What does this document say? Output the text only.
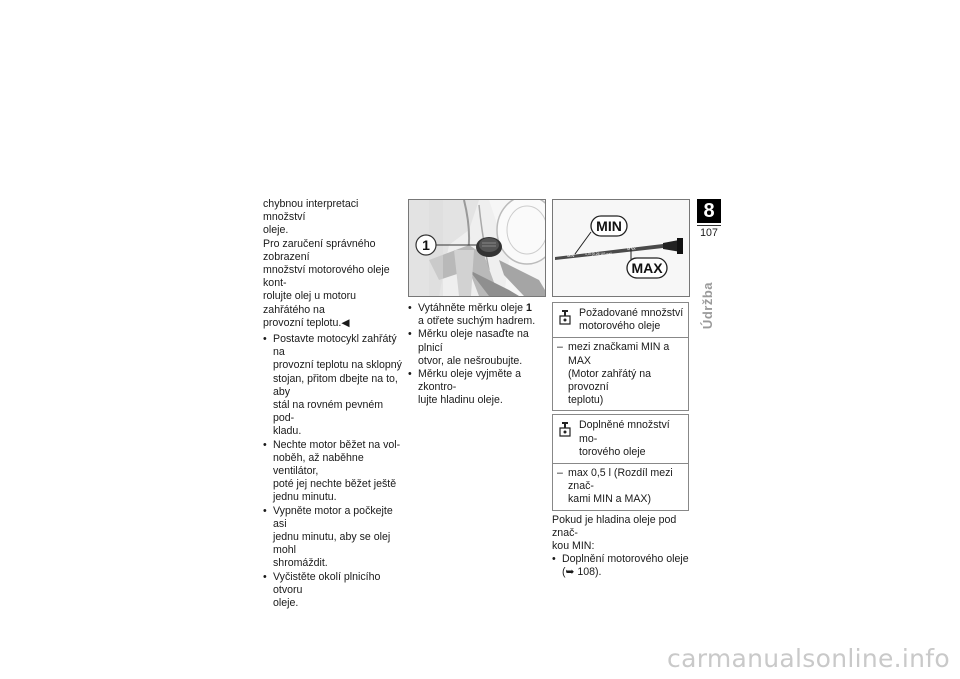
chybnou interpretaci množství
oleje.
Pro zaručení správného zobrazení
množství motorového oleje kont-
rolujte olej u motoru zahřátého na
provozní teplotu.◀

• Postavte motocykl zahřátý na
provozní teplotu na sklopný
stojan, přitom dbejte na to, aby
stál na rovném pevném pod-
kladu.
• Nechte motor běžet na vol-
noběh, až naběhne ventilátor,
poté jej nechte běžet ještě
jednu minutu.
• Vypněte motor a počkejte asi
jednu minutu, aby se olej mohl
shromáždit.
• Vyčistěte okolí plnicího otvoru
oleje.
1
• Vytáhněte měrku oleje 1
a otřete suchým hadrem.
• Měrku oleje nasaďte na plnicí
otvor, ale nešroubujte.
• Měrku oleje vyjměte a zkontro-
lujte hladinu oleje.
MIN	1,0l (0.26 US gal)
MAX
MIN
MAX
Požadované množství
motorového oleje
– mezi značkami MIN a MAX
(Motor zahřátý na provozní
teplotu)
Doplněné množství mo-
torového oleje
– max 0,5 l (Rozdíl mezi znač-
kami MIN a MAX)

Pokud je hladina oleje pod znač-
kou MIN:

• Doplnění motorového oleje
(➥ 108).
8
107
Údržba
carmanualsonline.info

▸ **WHAT TO DO**: Quote every record above exactly, leaving out the pictures.

▸ **WRITTEN SOLUTION**:
What does this document say? Output the text only.
chybnou interpretaci množství
oleje.
Pro zaručení správného zobrazení
množství motorového oleje kont-
rolujte olej u motoru zahřátého na
provozní teplotu.◀

• Postavte motocykl zahřátý na
provozní teplotu na sklopný
stojan, přitom dbejte na to, aby
stál na rovném pevném pod-
kladu.
• Nechte motor běžet na vol-
noběh, až naběhne ventilátor,
poté jej nechte běžet ještě
jednu minutu.
• Vypněte motor a počkejte asi
jednu minutu, aby se olej mohl
shromáždit.
• Vyčistěte okolí plnicího otvoru
oleje.
1
• Vytáhněte měrku oleje 1
a otřete suchým hadrem.
• Měrku oleje nasaďte na plnicí
otvor, ale nešroubujte.
• Měrku oleje vyjměte a zkontro-
lujte hladinu oleje.
MIN	1,0l (0.26 US gal)
MAX
MIN
MAX
Požadované množství
motorového oleje
– mezi značkami MIN a MAX
(Motor zahřátý na provozní
teplotu)
Doplněné množství mo-
torového oleje
– max 0,5 l (Rozdíl mezi znač-
kami MIN a MAX)

Pokud je hladina oleje pod znač-
kou MIN:

• Doplnění motorového oleje
(➥ 108).
8
107
Údržba
carmanualsonline.info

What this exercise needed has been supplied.